# Start of Source records

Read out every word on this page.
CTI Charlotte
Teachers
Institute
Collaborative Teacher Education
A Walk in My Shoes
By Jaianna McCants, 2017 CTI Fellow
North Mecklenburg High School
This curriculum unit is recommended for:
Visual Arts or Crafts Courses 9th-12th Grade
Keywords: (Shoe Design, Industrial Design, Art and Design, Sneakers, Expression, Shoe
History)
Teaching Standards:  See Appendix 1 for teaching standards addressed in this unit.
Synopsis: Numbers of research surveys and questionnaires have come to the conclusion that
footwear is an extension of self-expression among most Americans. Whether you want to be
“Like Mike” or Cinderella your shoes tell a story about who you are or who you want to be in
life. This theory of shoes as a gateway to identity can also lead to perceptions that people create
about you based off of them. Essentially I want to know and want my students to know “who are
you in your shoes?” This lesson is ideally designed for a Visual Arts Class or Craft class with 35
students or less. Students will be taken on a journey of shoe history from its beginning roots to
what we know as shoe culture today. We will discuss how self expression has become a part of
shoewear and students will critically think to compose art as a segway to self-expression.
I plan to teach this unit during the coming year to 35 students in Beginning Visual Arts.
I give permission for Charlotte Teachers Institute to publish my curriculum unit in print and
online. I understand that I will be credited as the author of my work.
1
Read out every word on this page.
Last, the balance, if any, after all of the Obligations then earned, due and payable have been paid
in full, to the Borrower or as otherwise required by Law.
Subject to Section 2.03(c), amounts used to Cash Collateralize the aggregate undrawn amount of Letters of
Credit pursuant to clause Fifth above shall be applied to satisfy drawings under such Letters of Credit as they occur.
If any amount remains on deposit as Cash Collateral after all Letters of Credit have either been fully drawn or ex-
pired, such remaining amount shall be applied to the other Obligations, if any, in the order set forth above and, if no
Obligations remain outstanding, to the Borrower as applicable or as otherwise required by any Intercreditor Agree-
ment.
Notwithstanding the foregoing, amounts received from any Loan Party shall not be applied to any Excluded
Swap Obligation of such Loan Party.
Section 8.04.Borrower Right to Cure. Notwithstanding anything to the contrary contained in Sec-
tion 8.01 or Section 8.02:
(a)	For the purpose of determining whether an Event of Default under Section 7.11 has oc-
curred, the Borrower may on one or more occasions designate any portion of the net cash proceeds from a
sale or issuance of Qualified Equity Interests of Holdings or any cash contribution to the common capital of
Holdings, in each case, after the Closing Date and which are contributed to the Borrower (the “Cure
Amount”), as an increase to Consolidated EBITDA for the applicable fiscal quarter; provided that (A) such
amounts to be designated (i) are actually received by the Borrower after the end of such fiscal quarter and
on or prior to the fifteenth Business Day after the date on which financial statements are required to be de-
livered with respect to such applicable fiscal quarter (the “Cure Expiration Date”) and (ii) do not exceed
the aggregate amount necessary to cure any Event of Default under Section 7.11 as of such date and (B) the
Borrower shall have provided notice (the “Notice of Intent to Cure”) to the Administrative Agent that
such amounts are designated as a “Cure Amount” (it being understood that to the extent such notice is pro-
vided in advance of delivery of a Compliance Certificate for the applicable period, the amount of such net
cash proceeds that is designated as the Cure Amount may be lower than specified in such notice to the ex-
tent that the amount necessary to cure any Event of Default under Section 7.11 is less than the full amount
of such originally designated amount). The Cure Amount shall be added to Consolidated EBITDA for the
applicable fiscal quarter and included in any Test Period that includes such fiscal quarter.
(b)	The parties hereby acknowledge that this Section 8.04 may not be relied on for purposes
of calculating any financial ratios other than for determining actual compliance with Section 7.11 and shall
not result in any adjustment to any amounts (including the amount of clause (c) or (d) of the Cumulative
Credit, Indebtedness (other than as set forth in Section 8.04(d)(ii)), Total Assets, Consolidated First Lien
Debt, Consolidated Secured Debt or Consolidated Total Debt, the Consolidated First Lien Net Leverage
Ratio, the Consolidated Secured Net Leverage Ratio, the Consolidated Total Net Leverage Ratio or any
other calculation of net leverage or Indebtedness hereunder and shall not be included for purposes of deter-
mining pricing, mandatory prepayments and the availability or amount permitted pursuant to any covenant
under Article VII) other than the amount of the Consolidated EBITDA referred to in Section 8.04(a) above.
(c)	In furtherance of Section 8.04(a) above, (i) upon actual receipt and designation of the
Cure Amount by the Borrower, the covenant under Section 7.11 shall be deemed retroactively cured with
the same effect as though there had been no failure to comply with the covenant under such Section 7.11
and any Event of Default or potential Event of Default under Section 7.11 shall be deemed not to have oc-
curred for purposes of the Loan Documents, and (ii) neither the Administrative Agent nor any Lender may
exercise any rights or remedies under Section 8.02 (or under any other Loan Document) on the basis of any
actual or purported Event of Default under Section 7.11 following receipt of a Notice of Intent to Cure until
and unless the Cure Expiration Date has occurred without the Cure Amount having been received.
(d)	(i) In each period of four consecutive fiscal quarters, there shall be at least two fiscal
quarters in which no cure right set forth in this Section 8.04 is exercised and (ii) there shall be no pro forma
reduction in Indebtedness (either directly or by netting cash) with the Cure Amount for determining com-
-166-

# End of Source records

### Your instructions
Write out every line of the records exactly.

### Exercise response
Read out every word on this page.
CTI Charlotte
Teachers
Institute
Collaborative Teacher Education
A Walk in My Shoes
By Jaianna McCants, 2017 CTI Fellow
North Mecklenburg High School
This curriculum unit is recommended for:
Visual Arts or Crafts Courses 9th-12th Grade
Keywords: (Shoe Design, Industrial Design, Art and Design, Sneakers, Expression, Shoe
History)
Teaching Standards:  See Appendix 1 for teaching standards addressed in this unit.
Synopsis: Numbers of research surveys and questionnaires have come to the conclusion that
footwear is an extension of self-expression among most Americans. Whether you want to be
“Like Mike” or Cinderella your shoes tell a story about who you are or who you want to be in
life. This theory of shoes as a gateway to identity can also lead to perceptions that people create
about you based off of them. Essentially I want to know and want my students to know “who are
you in your shoes?” This lesson is ideally designed for a Visual Arts Class or Craft class with 35
students or less. Students will be taken on a journey of shoe history from its beginning roots to
what we know as shoe culture today. We will discuss how self expression has become a part of
shoewear and students will critically think to compose art as a segway to self-expression.
I plan to teach this unit during the coming year to 35 students in Beginning Visual Arts.
I give permission for Charlotte Teachers Institute to publish my curriculum unit in print and
online. I understand that I will be credited as the author of my work.
1
Read out every word on this page.
Last, the balance, if any, after all of the Obligations then earned, due and payable have been paid
in full, to the Borrower or as otherwise required by Law.
Subject to Section 2.03(c), amounts used to Cash Collateralize the aggregate undrawn amount of Letters of
Credit pursuant to clause Fifth above shall be applied to satisfy drawings under such Letters of Credit as they occur.
If any amount remains on deposit as Cash Collateral after all Letters of Credit have either been fully drawn or ex-
pired, such remaining amount shall be applied to the other Obligations, if any, in the order set forth above and, if no
Obligations remain outstanding, to the Borrower as applicable or as otherwise required by any Intercreditor Agree-
ment.
Notwithstanding the foregoing, amounts received from any Loan Party shall not be applied to any Excluded
Swap Obligation of such Loan Party.
Section 8.04.Borrower Right to Cure. Notwithstanding anything to the contrary contained in Sec-
tion 8.01 or Section 8.02:
(a)	For the purpose of determining whether an Event of Default under Section 7.11 has oc-
curred, the Borrower may on one or more occasions designate any portion of the net cash proceeds from a
sale or issuance of Qualified Equity Interests of Holdings or any cash contribution to the common capital of
Holdings, in each case, after the Closing Date and which are contributed to the Borrower (the “Cure
Amount”), as an increase to Consolidated EBITDA for the applicable fiscal quarter; provided that (A) such
amounts to be designated (i) are actually received by the Borrower after the end of such fiscal quarter and
on or prior to the fifteenth Business Day after the date on which financial statements are required to be de-
livered with respect to such applicable fiscal quarter (the “Cure Expiration Date”) and (ii) do not exceed
the aggregate amount necessary to cure any Event of Default under Section 7.11 as of such date and (B) the
Borrower shall have provided notice (the “Notice of Intent to Cure”) to the Administrative Agent that
such amounts are designated as a “Cure Amount” (it being understood that to the extent such notice is pro-
vided in advance of delivery of a Compliance Certificate for the applicable period, the amount of such net
cash proceeds that is designated as the Cure Amount may be lower than specified in such notice to the ex-
tent that the amount necessary to cure any Event of Default under Section 7.11 is less than the full amount
of such originally designated amount). The Cure Amount shall be added to Consolidated EBITDA for the
applicable fiscal quarter and included in any Test Period that includes such fiscal quarter.
(b)	The parties hereby acknowledge that this Section 8.04 may not be relied on for purposes
of calculating any financial ratios other than for determining actual compliance with Section 7.11 and shall
not result in any adjustment to any amounts (including the amount of clause (c) or (d) of the Cumulative
Credit, Indebtedness (other than as set forth in Section 8.04(d)(ii)), Total Assets, Consolidated First Lien
Debt, Consolidated Secured Debt or Consolidated Total Debt, the Consolidated First Lien Net Leverage
Ratio, the Consolidated Secured Net Leverage Ratio, the Consolidated Total Net Leverage Ratio or any
other calculation of net leverage or Indebtedness hereunder and shall not be included for purposes of deter-
mining pricing, mandatory prepayments and the availability or amount permitted pursuant to any covenant
under Article VII) other than the amount of the Consolidated EBITDA referred to in Section 8.04(a) above.
(c)	In furtherance of Section 8.04(a) above, (i) upon actual receipt and designation of the
Cure Amount by the Borrower, the covenant under Section 7.11 shall be deemed retroactively cured with
the same effect as though there had been no failure to comply with the covenant under such Section 7.11
and any Event of Default or potential Event of Default under Section 7.11 shall be deemed not to have oc-
curred for purposes of the Loan Documents, and (ii) neither the Administrative Agent nor any Lender may
exercise any rights or remedies under Section 8.02 (or under any other Loan Document) on the basis of any
actual or purported Event of Default under Section 7.11 following receipt of a Notice of Intent to Cure until
and unless the Cure Expiration Date has occurred without the Cure Amount having been received.
(d)	(i) In each period of four consecutive fiscal quarters, there shall be at least two fiscal
quarters in which no cure right set forth in this Section 8.04 is exercised and (ii) there shall be no pro forma
reduction in Indebtedness (either directly or by netting cash) with the Cure Amount for determining com-
-166-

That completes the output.